Extracted records
== == ==
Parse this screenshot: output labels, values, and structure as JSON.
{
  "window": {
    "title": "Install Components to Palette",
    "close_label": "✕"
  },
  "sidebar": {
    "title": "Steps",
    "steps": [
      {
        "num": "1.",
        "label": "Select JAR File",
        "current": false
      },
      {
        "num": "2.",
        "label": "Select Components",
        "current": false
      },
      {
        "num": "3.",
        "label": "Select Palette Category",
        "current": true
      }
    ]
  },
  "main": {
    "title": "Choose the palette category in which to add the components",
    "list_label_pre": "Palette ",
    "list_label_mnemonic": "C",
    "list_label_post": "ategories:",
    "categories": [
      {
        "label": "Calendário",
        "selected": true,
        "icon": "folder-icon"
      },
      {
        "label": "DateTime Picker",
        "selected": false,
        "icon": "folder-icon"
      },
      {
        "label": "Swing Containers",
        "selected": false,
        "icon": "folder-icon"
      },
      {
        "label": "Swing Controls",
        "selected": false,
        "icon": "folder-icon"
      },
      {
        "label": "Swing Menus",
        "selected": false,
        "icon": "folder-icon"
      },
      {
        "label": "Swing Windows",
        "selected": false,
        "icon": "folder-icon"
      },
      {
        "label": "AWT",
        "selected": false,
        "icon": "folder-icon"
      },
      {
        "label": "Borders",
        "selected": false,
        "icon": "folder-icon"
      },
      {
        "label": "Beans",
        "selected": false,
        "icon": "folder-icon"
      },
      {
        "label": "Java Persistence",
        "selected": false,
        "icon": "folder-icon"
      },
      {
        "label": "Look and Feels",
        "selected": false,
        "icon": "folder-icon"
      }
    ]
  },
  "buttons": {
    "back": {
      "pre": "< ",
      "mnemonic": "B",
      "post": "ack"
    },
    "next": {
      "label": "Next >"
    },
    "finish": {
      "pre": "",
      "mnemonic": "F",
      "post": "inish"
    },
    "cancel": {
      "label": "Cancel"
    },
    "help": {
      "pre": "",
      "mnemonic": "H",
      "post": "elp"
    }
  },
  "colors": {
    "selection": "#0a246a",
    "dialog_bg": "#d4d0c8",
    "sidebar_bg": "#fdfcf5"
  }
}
== == ==
Counting only lines of the data above that hold "Swing", report the total and nothing else.

Response to this task: 4